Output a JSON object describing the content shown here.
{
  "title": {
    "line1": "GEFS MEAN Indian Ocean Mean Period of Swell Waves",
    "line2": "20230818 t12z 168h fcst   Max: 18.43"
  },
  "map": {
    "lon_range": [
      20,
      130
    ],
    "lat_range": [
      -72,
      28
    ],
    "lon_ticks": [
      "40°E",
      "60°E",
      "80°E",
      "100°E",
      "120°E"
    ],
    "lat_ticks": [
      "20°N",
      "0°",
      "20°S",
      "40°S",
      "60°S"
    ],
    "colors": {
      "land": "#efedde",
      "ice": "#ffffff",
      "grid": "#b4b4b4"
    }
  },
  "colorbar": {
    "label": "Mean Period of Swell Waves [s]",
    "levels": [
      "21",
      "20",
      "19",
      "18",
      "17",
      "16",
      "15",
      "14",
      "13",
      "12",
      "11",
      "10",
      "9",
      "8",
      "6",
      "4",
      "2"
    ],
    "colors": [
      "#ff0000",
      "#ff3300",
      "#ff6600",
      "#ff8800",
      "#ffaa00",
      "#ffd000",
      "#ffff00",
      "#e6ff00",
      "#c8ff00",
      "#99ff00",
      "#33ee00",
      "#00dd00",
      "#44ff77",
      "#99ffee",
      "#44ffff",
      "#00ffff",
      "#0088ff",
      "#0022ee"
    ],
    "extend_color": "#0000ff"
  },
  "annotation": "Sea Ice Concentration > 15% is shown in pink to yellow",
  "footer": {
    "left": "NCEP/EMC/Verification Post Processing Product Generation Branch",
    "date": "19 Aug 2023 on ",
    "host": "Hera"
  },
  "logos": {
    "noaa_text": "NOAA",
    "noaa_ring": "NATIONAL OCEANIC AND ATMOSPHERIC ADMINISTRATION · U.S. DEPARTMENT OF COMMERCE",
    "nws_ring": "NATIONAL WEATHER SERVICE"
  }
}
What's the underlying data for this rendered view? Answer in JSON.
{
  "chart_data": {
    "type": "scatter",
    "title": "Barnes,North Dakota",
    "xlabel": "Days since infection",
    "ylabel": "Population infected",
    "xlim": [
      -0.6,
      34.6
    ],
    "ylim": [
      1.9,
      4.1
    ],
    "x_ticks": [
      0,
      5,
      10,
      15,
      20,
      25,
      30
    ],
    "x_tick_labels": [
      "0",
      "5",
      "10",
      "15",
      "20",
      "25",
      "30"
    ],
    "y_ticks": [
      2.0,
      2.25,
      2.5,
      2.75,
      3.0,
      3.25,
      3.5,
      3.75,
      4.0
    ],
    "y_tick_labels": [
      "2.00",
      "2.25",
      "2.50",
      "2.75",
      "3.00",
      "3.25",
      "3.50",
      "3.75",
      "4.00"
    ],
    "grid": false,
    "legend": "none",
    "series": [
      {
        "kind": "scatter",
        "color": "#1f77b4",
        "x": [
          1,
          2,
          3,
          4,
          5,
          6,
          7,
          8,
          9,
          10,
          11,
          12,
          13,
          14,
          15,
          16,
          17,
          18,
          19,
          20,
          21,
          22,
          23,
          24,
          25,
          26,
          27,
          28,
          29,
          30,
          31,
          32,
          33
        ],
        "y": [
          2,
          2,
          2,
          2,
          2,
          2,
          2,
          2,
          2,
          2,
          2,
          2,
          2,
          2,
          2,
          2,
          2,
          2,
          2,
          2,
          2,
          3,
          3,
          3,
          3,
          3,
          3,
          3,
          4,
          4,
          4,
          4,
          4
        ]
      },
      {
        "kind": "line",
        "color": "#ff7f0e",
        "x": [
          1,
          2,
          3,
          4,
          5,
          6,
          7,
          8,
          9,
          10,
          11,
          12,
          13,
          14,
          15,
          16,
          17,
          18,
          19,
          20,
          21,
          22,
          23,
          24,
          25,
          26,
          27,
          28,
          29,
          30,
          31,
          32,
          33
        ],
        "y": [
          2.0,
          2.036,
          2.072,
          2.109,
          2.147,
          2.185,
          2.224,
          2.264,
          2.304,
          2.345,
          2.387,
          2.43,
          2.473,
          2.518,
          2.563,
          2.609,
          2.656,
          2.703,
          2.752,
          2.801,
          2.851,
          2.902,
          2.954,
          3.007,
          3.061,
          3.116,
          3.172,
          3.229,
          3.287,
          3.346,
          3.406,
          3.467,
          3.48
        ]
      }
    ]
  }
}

————

*WHAT YOU WILL DO*.
Make an exact copy of the listing, including every line.

*OUTPUT FOR THIS EXERCISE*.
Output a JSON object describing the content shown here.
{
  "title": {
    "line1": "GEFS MEAN Indian Ocean Mean Period of Swell Waves",
    "line2": "20230818 t12z 168h fcst   Max: 18.43"
  },
  "map": {
    "lon_range": [
      20,
      130
    ],
    "lat_range": [
      -72,
      28
    ],
    "lon_ticks": [
      "40°E",
      "60°E",
      "80°E",
      "100°E",
      "120°E"
    ],
    "lat_ticks": [
      "20°N",
      "0°",
      "20°S",
      "40°S",
      "60°S"
    ],
    "colors": {
      "land": "#efedde",
      "ice": "#ffffff",
      "grid": "#b4b4b4"
    }
  },
  "colorbar": {
    "label": "Mean Period of Swell Waves [s]",
    "levels": [
      "21",
      "20",
      "19",
      "18",
      "17",
      "16",
      "15",
      "14",
      "13",
      "12",
      "11",
      "10",
      "9",
      "8",
      "6",
      "4",
      "2"
    ],
    "colors": [
      "#ff0000",
      "#ff3300",
      "#ff6600",
      "#ff8800",
      "#ffaa00",
      "#ffd000",
      "#ffff00",
      "#e6ff00",
      "#c8ff00",
      "#99ff00",
      "#33ee00",
      "#00dd00",
      "#44ff77",
      "#99ffee",
      "#44ffff",
      "#00ffff",
      "#0088ff",
      "#0022ee"
    ],
    "extend_color": "#0000ff"
  },
  "annotation": "Sea Ice Concentration > 15% is shown in pink to yellow",
  "footer": {
    "left": "NCEP/EMC/Verification Post Processing Product Generation Branch",
    "date": "19 Aug 2023 on ",
    "host": "Hera"
  },
  "logos": {
    "noaa_text": "NOAA",
    "noaa_ring": "NATIONAL OCEANIC AND ATMOSPHERIC ADMINISTRATION · U.S. DEPARTMENT OF COMMERCE",
    "nws_ring": "NATIONAL WEATHER SERVICE"
  }
}
What's the underlying data for this rendered view? Answer in JSON.
{
  "chart_data": {
    "type": "scatter",
    "title": "Barnes,North Dakota",
    "xlabel": "Days since infection",
    "ylabel": "Population infected",
    "xlim": [
      -0.6,
      34.6
    ],
    "ylim": [
      1.9,
      4.1
    ],
    "x_ticks": [
      0,
      5,
      10,
      15,
      20,
      25,
      30
    ],
    "x_tick_labels": [
      "0",
      "5",
      "10",
      "15",
      "20",
      "25",
      "30"
    ],
    "y_ticks": [
      2.0,
      2.25,
      2.5,
      2.75,
      3.0,
      3.25,
      3.5,
      3.75,
      4.0
    ],
    "y_tick_labels": [
      "2.00",
      "2.25",
      "2.50",
      "2.75",
      "3.00",
      "3.25",
      "3.50",
      "3.75",
      "4.00"
    ],
    "grid": false,
    "legend": "none",
    "series": [
      {
        "kind": "scatter",
        "color": "#1f77b4",
        "x": [
          1,
          2,
          3,
          4,
          5,
          6,
          7,
          8,
          9,
          10,
          11,
          12,
          13,
          14,
          15,
          16,
          17,
          18,
          19,
          20,
          21,
          22,
          23,
          24,
          25,
          26,
          27,
          28,
          29,
          30,
          31,
          32,
          33
        ],
        "y": [
          2,
          2,
          2,
          2,
          2,
          2,
          2,
          2,
          2,
          2,
          2,
          2,
          2,
          2,
          2,
          2,
          2,
          2,
          2,
          2,
          2,
          3,
          3,
          3,
          3,
          3,
          3,
          3,
          4,
          4,
          4,
          4,
          4
        ]
      },
      {
        "kind": "line",
        "color": "#ff7f0e",
        "x": [
          1,
          2,
          3,
          4,
          5,
          6,
          7,
          8,
          9,
          10,
          11,
          12,
          13,
          14,
          15,
          16,
          17,
          18,
          19,
          20,
          21,
          22,
          23,
          24,
          25,
          26,
          27,
          28,
          29,
          30,
          31,
          32,
          33
        ],
        "y": [
          2.0,
          2.036,
          2.072,
          2.109,
          2.147,
          2.185,
          2.224,
          2.264,
          2.304,
          2.345,
          2.387,
          2.43,
          2.473,
          2.518,
          2.563,
          2.609,
          2.656,
          2.703,
          2.752,
          2.801,
          2.851,
          2.902,
          2.954,
          3.007,
          3.061,
          3.116,
          3.172,
          3.229,
          3.287,
          3.346,
          3.406,
          3.467,
          3.48
        ]
      }
    ]
  }
}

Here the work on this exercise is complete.